What you need to do =
Read the records below. Copy each line where the string "Bupati" occurs.

Record extracts =
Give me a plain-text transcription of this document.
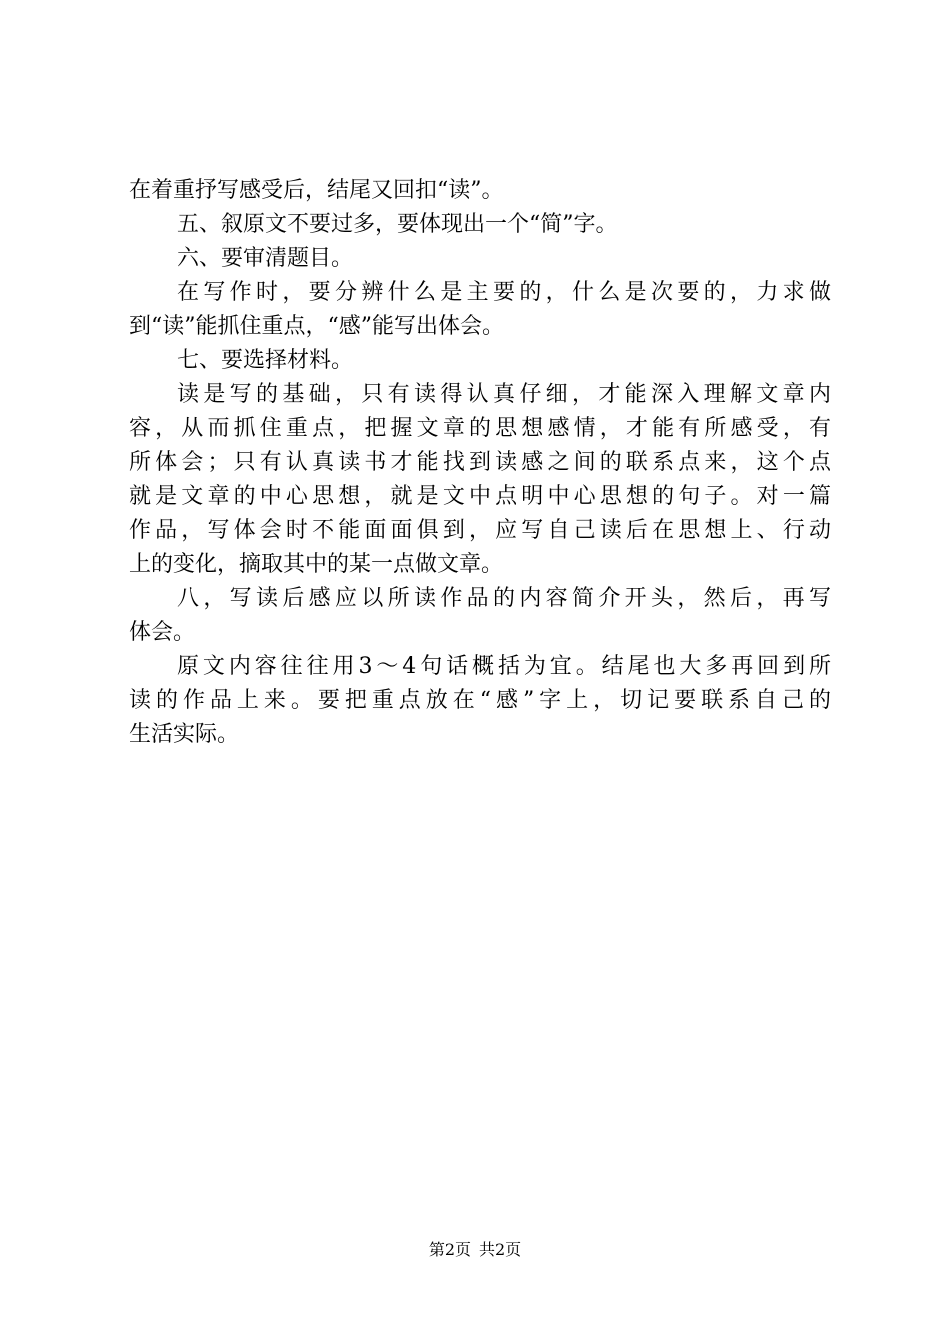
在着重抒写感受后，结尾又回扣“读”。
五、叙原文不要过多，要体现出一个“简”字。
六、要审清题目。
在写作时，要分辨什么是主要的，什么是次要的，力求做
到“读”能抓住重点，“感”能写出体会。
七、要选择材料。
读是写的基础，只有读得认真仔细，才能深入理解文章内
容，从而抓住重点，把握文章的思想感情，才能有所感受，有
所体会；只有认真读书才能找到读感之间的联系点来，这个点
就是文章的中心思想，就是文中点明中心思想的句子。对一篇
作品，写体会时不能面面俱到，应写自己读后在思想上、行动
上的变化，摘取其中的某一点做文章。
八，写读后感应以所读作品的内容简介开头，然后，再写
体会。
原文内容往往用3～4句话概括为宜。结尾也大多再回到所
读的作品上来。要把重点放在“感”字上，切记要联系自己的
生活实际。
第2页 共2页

---

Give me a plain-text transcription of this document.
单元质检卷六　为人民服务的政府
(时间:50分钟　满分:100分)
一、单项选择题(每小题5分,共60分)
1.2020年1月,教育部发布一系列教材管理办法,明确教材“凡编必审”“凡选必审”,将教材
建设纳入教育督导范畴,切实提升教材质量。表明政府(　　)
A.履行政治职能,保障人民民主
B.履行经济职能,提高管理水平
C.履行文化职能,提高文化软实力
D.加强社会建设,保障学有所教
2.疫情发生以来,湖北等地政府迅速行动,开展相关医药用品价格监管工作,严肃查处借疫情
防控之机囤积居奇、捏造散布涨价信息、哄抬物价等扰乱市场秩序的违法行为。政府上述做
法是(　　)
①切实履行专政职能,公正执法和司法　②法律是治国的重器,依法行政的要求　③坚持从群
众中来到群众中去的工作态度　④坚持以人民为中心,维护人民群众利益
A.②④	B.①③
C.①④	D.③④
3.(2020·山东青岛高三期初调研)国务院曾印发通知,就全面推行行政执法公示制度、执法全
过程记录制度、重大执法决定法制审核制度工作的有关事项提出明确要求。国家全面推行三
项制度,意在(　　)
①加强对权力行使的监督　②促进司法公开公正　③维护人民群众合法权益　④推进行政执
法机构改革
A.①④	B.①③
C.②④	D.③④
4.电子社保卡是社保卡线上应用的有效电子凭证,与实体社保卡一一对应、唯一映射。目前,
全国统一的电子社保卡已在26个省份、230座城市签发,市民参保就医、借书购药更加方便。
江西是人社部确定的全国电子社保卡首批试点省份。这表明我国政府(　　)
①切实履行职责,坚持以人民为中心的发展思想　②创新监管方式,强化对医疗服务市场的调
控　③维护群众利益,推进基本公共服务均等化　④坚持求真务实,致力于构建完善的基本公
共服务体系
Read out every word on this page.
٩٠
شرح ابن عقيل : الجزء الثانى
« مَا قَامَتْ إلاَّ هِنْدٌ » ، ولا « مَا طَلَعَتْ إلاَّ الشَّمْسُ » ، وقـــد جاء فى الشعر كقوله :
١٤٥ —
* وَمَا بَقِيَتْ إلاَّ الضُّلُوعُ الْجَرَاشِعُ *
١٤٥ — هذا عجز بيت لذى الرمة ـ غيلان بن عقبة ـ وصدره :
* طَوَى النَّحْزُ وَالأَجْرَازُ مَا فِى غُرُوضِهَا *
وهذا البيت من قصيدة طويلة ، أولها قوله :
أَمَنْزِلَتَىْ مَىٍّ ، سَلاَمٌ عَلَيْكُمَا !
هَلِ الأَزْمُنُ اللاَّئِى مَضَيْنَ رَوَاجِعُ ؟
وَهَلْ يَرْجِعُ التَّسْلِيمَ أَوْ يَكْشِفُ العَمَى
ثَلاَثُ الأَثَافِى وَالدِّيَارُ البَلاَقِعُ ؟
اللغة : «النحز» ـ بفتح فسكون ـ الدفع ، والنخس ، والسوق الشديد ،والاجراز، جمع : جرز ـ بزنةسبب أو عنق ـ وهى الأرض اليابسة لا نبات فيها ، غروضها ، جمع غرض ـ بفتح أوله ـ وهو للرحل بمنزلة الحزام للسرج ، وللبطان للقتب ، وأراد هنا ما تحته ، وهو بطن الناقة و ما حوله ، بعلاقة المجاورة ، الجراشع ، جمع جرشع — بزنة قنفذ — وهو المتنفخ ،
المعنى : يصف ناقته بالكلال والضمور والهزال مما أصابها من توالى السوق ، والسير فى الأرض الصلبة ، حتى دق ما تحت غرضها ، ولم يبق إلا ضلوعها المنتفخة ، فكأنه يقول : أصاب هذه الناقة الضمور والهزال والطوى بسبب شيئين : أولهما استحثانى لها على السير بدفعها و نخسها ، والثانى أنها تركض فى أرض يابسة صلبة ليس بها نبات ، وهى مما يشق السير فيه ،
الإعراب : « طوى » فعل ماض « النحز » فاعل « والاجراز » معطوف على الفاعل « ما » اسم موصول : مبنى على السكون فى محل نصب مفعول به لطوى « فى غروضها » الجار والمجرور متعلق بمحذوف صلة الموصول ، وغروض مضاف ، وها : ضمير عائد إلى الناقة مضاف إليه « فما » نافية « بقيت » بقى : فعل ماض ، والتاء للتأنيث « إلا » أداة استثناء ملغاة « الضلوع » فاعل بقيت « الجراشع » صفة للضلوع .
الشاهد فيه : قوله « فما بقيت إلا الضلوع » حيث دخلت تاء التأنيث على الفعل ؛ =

--

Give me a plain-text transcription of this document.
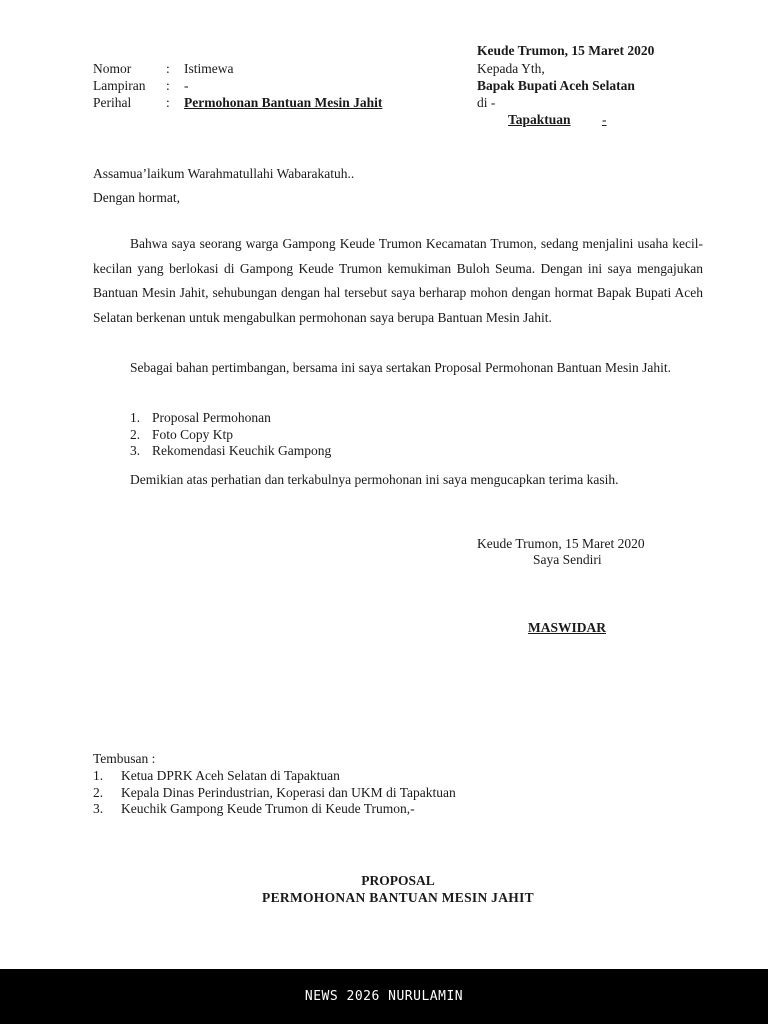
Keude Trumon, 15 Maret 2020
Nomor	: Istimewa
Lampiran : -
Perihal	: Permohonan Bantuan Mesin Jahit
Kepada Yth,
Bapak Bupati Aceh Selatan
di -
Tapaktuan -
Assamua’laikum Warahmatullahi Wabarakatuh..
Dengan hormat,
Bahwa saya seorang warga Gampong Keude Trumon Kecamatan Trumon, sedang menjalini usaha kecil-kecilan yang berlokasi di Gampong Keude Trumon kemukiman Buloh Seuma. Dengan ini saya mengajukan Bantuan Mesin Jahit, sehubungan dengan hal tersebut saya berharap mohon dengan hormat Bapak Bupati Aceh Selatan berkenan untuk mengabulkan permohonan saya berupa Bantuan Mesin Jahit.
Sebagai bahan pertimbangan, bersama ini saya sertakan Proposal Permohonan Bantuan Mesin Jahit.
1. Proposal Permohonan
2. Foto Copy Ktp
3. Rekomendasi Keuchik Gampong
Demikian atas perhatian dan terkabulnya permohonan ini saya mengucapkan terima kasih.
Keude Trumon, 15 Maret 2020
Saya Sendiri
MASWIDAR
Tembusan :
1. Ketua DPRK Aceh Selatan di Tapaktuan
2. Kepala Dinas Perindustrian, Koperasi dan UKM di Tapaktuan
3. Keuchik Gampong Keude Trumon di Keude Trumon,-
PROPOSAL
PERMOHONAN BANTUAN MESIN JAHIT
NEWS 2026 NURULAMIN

Solution =
Bapak Bupati Aceh Selatan
Bahwa saya seorang warga Gampong Keude Trumon Kecamatan Trumon, sedang menjalini usaha kecil-kecilan yang berlokasi di Gampong Keude Trumon kemukiman Buloh Seuma. Dengan ini saya mengajukan Bantuan Mesin Jahit, sehubungan dengan hal tersebut saya berharap mohon dengan hormat Bapak Bupati Aceh Selatan berkenan untuk mengabulkan permohonan saya berupa Bantuan Mesin Jahit.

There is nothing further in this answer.